Records from a data source:
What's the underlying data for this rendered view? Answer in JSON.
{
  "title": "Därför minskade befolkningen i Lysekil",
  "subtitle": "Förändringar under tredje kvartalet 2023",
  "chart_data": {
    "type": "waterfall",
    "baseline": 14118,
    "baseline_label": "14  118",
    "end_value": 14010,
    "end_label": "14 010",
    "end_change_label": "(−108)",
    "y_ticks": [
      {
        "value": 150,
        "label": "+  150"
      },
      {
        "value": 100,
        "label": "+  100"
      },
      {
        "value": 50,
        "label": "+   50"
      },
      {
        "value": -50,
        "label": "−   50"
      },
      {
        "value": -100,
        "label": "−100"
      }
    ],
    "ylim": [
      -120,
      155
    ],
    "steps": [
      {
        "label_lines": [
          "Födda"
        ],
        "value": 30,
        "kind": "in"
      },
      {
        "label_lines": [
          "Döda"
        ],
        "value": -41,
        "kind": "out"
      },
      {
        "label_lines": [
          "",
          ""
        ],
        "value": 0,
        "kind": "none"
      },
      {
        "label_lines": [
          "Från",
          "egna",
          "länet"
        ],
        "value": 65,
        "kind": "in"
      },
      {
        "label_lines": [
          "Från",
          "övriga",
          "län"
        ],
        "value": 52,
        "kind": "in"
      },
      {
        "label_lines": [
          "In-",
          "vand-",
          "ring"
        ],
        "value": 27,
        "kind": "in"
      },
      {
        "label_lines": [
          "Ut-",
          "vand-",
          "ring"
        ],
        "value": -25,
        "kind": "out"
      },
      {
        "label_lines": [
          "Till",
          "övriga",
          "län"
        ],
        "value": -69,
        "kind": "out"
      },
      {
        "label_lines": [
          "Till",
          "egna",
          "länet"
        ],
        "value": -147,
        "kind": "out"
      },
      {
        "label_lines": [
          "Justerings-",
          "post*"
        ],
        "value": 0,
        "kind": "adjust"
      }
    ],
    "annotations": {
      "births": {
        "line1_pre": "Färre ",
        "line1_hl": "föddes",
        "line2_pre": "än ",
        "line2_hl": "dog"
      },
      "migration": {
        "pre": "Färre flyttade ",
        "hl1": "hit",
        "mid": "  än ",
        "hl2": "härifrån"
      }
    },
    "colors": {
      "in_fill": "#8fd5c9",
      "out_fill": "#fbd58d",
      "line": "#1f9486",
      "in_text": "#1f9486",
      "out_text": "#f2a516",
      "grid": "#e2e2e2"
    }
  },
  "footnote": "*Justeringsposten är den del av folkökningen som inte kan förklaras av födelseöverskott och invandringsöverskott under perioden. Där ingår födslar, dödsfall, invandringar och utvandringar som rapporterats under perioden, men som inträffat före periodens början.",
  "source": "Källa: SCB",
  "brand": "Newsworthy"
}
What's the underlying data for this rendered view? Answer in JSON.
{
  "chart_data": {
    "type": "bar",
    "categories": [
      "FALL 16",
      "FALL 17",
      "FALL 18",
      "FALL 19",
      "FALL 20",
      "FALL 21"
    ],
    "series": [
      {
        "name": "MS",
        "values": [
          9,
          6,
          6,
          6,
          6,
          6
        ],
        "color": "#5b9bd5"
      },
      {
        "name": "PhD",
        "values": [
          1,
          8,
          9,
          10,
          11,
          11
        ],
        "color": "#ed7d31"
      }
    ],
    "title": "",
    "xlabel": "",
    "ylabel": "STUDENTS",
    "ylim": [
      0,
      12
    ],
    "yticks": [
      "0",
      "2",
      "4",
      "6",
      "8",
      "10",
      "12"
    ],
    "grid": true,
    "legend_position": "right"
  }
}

▸ Your task:
Retype every entry above, word for word.

▸ Solution to this problem:
What's the underlying data for this rendered view? Answer in JSON.
{
  "title": "Därför minskade befolkningen i Lysekil",
  "subtitle": "Förändringar under tredje kvartalet 2023",
  "chart_data": {
    "type": "waterfall",
    "baseline": 14118,
    "baseline_label": "14  118",
    "end_value": 14010,
    "end_label": "14 010",
    "end_change_label": "(−108)",
    "y_ticks": [
      {
        "value": 150,
        "label": "+  150"
      },
      {
        "value": 100,
        "label": "+  100"
      },
      {
        "value": 50,
        "label": "+   50"
      },
      {
        "value": -50,
        "label": "−   50"
      },
      {
        "value": -100,
        "label": "−100"
      }
    ],
    "ylim": [
      -120,
      155
    ],
    "steps": [
      {
        "label_lines": [
          "Födda"
        ],
        "value": 30,
        "kind": "in"
      },
      {
        "label_lines": [
          "Döda"
        ],
        "value": -41,
        "kind": "out"
      },
      {
        "label_lines": [
          "",
          ""
        ],
        "value": 0,
        "kind": "none"
      },
      {
        "label_lines": [
          "Från",
          "egna",
          "länet"
        ],
        "value": 65,
        "kind": "in"
      },
      {
        "label_lines": [
          "Från",
          "övriga",
          "län"
        ],
        "value": 52,
        "kind": "in"
      },
      {
        "label_lines": [
          "In-",
          "vand-",
          "ring"
        ],
        "value": 27,
        "kind": "in"
      },
      {
        "label_lines": [
          "Ut-",
          "vand-",
          "ring"
        ],
        "value": -25,
        "kind": "out"
      },
      {
        "label_lines": [
          "Till",
          "övriga",
          "län"
        ],
        "value": -69,
        "kind": "out"
      },
      {
        "label_lines": [
          "Till",
          "egna",
          "länet"
        ],
        "value": -147,
        "kind": "out"
      },
      {
        "label_lines": [
          "Justerings-",
          "post*"
        ],
        "value": 0,
        "kind": "adjust"
      }
    ],
    "annotations": {
      "births": {
        "line1_pre": "Färre ",
        "line1_hl": "föddes",
        "line2_pre": "än ",
        "line2_hl": "dog"
      },
      "migration": {
        "pre": "Färre flyttade ",
        "hl1": "hit",
        "mid": "  än ",
        "hl2": "härifrån"
      }
    },
    "colors": {
      "in_fill": "#8fd5c9",
      "out_fill": "#fbd58d",
      "line": "#1f9486",
      "in_text": "#1f9486",
      "out_text": "#f2a516",
      "grid": "#e2e2e2"
    }
  },
  "footnote": "*Justeringsposten är den del av folkökningen som inte kan förklaras av födelseöverskott och invandringsöverskott under perioden. Där ingår födslar, dödsfall, invandringar och utvandringar som rapporterats under perioden, men som inträffat före periodens början.",
  "source": "Källa: SCB",
  "brand": "Newsworthy"
}
What's the underlying data for this rendered view? Answer in JSON.
{
  "chart_data": {
    "type": "bar",
    "categories": [
      "FALL 16",
      "FALL 17",
      "FALL 18",
      "FALL 19",
      "FALL 20",
      "FALL 21"
    ],
    "series": [
      {
        "name": "MS",
        "values": [
          9,
          6,
          6,
          6,
          6,
          6
        ],
        "color": "#5b9bd5"
      },
      {
        "name": "PhD",
        "values": [
          1,
          8,
          9,
          10,
          11,
          11
        ],
        "color": "#ed7d31"
      }
    ],
    "title": "",
    "xlabel": "",
    "ylabel": "STUDENTS",
    "ylim": [
      0,
      12
    ],
    "yticks": [
      "0",
      "2",
      "4",
      "6",
      "8",
      "10",
      "12"
    ],
    "grid": true,
    "legend_position": "right"
  }
}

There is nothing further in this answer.